--- Extracted records ---
^^^^^^^^
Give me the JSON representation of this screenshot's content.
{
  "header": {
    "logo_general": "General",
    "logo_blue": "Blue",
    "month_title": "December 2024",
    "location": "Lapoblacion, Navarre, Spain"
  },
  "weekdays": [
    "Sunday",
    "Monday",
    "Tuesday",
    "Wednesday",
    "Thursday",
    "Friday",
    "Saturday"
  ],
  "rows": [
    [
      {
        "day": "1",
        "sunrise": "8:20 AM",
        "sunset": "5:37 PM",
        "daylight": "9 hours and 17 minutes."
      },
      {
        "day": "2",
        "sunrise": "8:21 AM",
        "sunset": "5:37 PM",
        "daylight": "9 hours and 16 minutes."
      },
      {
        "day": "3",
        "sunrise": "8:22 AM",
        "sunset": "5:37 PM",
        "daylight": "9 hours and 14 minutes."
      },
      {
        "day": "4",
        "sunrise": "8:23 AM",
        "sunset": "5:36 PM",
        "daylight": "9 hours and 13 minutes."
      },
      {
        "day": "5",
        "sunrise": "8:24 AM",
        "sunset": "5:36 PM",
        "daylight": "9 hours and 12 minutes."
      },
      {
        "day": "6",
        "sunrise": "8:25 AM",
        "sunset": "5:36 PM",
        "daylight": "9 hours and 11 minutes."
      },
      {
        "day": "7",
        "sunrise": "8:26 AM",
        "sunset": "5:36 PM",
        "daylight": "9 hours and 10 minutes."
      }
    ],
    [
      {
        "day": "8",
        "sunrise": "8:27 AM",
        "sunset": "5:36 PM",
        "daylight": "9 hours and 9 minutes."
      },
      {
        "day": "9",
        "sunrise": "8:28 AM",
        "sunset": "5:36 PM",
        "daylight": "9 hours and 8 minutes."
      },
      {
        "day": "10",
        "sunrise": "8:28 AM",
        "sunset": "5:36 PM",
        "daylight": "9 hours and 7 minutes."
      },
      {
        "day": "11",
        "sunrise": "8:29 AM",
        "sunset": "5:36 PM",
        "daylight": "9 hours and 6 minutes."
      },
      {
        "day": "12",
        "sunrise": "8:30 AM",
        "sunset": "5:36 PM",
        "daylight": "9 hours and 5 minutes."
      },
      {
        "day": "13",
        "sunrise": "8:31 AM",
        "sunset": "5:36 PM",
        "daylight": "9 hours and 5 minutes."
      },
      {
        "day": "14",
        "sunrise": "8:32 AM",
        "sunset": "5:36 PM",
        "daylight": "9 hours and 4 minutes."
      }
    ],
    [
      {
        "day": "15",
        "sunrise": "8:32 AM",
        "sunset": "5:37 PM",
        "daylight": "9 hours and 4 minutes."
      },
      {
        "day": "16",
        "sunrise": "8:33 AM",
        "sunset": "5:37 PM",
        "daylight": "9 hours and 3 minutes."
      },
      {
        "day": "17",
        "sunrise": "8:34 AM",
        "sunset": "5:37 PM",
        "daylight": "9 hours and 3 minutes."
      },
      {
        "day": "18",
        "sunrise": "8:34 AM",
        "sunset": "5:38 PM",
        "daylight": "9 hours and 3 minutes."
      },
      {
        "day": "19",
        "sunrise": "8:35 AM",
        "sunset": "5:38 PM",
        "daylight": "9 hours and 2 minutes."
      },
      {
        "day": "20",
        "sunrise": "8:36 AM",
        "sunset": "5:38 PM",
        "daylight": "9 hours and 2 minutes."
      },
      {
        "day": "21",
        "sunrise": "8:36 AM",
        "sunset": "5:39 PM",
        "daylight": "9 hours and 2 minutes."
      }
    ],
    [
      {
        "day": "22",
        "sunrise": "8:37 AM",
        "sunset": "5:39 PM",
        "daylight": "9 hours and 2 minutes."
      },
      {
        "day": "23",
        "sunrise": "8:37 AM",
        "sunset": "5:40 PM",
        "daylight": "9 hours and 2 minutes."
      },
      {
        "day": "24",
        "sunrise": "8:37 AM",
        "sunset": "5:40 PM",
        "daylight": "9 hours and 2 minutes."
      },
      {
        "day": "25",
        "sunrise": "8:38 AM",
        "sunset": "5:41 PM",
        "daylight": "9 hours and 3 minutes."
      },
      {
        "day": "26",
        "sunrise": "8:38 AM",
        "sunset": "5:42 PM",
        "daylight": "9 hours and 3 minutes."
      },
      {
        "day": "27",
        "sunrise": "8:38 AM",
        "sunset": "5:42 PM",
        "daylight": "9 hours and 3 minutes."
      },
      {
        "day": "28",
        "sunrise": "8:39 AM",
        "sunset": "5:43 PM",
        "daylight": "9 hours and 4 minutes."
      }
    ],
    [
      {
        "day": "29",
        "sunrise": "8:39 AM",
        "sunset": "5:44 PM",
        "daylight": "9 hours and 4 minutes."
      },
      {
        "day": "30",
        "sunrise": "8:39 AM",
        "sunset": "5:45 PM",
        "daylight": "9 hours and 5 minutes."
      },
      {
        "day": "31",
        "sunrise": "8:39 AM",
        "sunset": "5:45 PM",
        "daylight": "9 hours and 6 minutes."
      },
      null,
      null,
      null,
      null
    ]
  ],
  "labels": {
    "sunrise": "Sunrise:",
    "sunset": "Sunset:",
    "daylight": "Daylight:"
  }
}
^^^^^^^^
Extract all the material, leaving every line as it is.

--- Task answer ---
Give me the JSON representation of this screenshot's content.
{
  "header": {
    "logo_general": "General",
    "logo_blue": "Blue",
    "month_title": "December 2024",
    "location": "Lapoblacion, Navarre, Spain"
  },
  "weekdays": [
    "Sunday",
    "Monday",
    "Tuesday",
    "Wednesday",
    "Thursday",
    "Friday",
    "Saturday"
  ],
  "rows": [
    [
      {
        "day": "1",
        "sunrise": "8:20 AM",
        "sunset": "5:37 PM",
        "daylight": "9 hours and 17 minutes."
      },
      {
        "day": "2",
        "sunrise": "8:21 AM",
        "sunset": "5:37 PM",
        "daylight": "9 hours and 16 minutes."
      },
      {
        "day": "3",
        "sunrise": "8:22 AM",
        "sunset": "5:37 PM",
        "daylight": "9 hours and 14 minutes."
      },
      {
        "day": "4",
        "sunrise": "8:23 AM",
        "sunset": "5:36 PM",
        "daylight": "9 hours and 13 minutes."
      },
      {
        "day": "5",
        "sunrise": "8:24 AM",
        "sunset": "5:36 PM",
        "daylight": "9 hours and 12 minutes."
      },
      {
        "day": "6",
        "sunrise": "8:25 AM",
        "sunset": "5:36 PM",
        "daylight": "9 hours and 11 minutes."
      },
      {
        "day": "7",
        "sunrise": "8:26 AM",
        "sunset": "5:36 PM",
        "daylight": "9 hours and 10 minutes."
      }
    ],
    [
      {
        "day": "8",
        "sunrise": "8:27 AM",
        "sunset": "5:36 PM",
        "daylight": "9 hours and 9 minutes."
      },
      {
        "day": "9",
        "sunrise": "8:28 AM",
        "sunset": "5:36 PM",
        "daylight": "9 hours and 8 minutes."
      },
      {
        "day": "10",
        "sunrise": "8:28 AM",
        "sunset": "5:36 PM",
        "daylight": "9 hours and 7 minutes."
      },
      {
        "day": "11",
        "sunrise": "8:29 AM",
        "sunset": "5:36 PM",
        "daylight": "9 hours and 6 minutes."
      },
      {
        "day": "12",
        "sunrise": "8:30 AM",
        "sunset": "5:36 PM",
        "daylight": "9 hours and 5 minutes."
      },
      {
        "day": "13",
        "sunrise": "8:31 AM",
        "sunset": "5:36 PM",
        "daylight": "9 hours and 5 minutes."
      },
      {
        "day": "14",
        "sunrise": "8:32 AM",
        "sunset": "5:36 PM",
        "daylight": "9 hours and 4 minutes."
      }
    ],
    [
      {
        "day": "15",
        "sunrise": "8:32 AM",
        "sunset": "5:37 PM",
        "daylight": "9 hours and 4 minutes."
      },
      {
        "day": "16",
        "sunrise": "8:33 AM",
        "sunset": "5:37 PM",
        "daylight": "9 hours and 3 minutes."
      },
      {
        "day": "17",
        "sunrise": "8:34 AM",
        "sunset": "5:37 PM",
        "daylight": "9 hours and 3 minutes."
      },
      {
        "day": "18",
        "sunrise": "8:34 AM",
        "sunset": "5:38 PM",
        "daylight": "9 hours and 3 minutes."
      },
      {
        "day": "19",
        "sunrise": "8:35 AM",
        "sunset": "5:38 PM",
        "daylight": "9 hours and 2 minutes."
      },
      {
        "day": "20",
        "sunrise": "8:36 AM",
        "sunset": "5:38 PM",
        "daylight": "9 hours and 2 minutes."
      },
      {
        "day": "21",
        "sunrise": "8:36 AM",
        "sunset": "5:39 PM",
        "daylight": "9 hours and 2 minutes."
      }
    ],
    [
      {
        "day": "22",
        "sunrise": "8:37 AM",
        "sunset": "5:39 PM",
        "daylight": "9 hours and 2 minutes."
      },
      {
        "day": "23",
        "sunrise": "8:37 AM",
        "sunset": "5:40 PM",
        "daylight": "9 hours and 2 minutes."
      },
      {
        "day": "24",
        "sunrise": "8:37 AM",
        "sunset": "5:40 PM",
        "daylight": "9 hours and 2 minutes."
      },
      {
        "day": "25",
        "sunrise": "8:38 AM",
        "sunset": "5:41 PM",
        "daylight": "9 hours and 3 minutes."
      },
      {
        "day": "26",
        "sunrise": "8:38 AM",
        "sunset": "5:42 PM",
        "daylight": "9 hours and 3 minutes."
      },
      {
        "day": "27",
        "sunrise": "8:38 AM",
        "sunset": "5:42 PM",
        "daylight": "9 hours and 3 minutes."
      },
      {
        "day": "28",
        "sunrise": "8:39 AM",
        "sunset": "5:43 PM",
        "daylight": "9 hours and 4 minutes."
      }
    ],
    [
      {
        "day": "29",
        "sunrise": "8:39 AM",
        "sunset": "5:44 PM",
        "daylight": "9 hours and 4 minutes."
      },
      {
        "day": "30",
        "sunrise": "8:39 AM",
        "sunset": "5:45 PM",
        "daylight": "9 hours and 5 minutes."
      },
      {
        "day": "31",
        "sunrise": "8:39 AM",
        "sunset": "5:45 PM",
        "daylight": "9 hours and 6 minutes."
      },
      null,
      null,
      null,
      null
    ]
  ],
  "labels": {
    "sunrise": "Sunrise:",
    "sunset": "Sunset:",
    "daylight": "Daylight:"
  }
}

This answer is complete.